[Given exercise]:
Reproduce every line of the records below verbatim, omitting the pictures.

[Task inputs]:
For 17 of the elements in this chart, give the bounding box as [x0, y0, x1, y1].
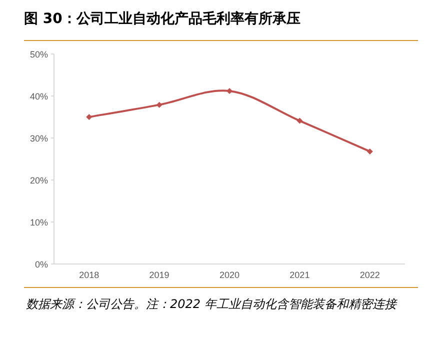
point [156, 102, 162, 108]
x-tick-label: 2021 [290, 270, 310, 280]
x-tick-label: 2019 [149, 270, 170, 280]
x-tick-label: 2018 [79, 270, 100, 280]
x-tick-label: 2020 [219, 270, 240, 280]
y-tick-label: 20% [30, 176, 48, 186]
chart-title: 图 30：公司工业自动化产品毛利率有所承压 [24, 10, 302, 28]
y-tick-label: 40% [30, 92, 48, 102]
y-tick-label: 50% [30, 50, 48, 60]
point [226, 88, 232, 94]
y-tick-label: 10% [30, 218, 48, 228]
point [296, 118, 303, 124]
y-tick-label: 0% [34, 260, 48, 270]
x-tick-label: 2022 [360, 270, 380, 280]
y-tick-label: 30% [30, 134, 48, 144]
point [366, 148, 373, 154]
source-note: 数据来源：公司公告。注：2022 年工业自动化含智能装备和精密连接 [26, 296, 398, 313]
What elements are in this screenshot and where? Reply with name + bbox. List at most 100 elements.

[Result of this exercise]:
For 17 of the elements in this chart, give the bounding box as [x0, y0, x1, y1].
point [156, 102, 162, 108]
x-tick-label: 2021 [290, 270, 310, 280]
x-tick-label: 2019 [149, 270, 170, 280]
x-tick-label: 2018 [79, 270, 100, 280]
x-tick-label: 2020 [219, 270, 240, 280]
y-tick-label: 20% [30, 176, 48, 186]
chart-title: 图 30：公司工业自动化产品毛利率有所承压 [24, 10, 302, 28]
y-tick-label: 40% [30, 92, 48, 102]
y-tick-label: 50% [30, 50, 48, 60]
point [226, 88, 232, 94]
y-tick-label: 10% [30, 218, 48, 228]
point [296, 118, 303, 124]
y-tick-label: 0% [34, 260, 48, 270]
x-tick-label: 2022 [360, 270, 380, 280]
y-tick-label: 30% [30, 134, 48, 144]
point [366, 148, 373, 154]
source-note: 数据来源：公司公告。注：2022 年工业自动化含智能装备和精密连接 [26, 296, 398, 313]
What elements are in this screenshot and where? Reply with name + bbox. List at most 100 elements.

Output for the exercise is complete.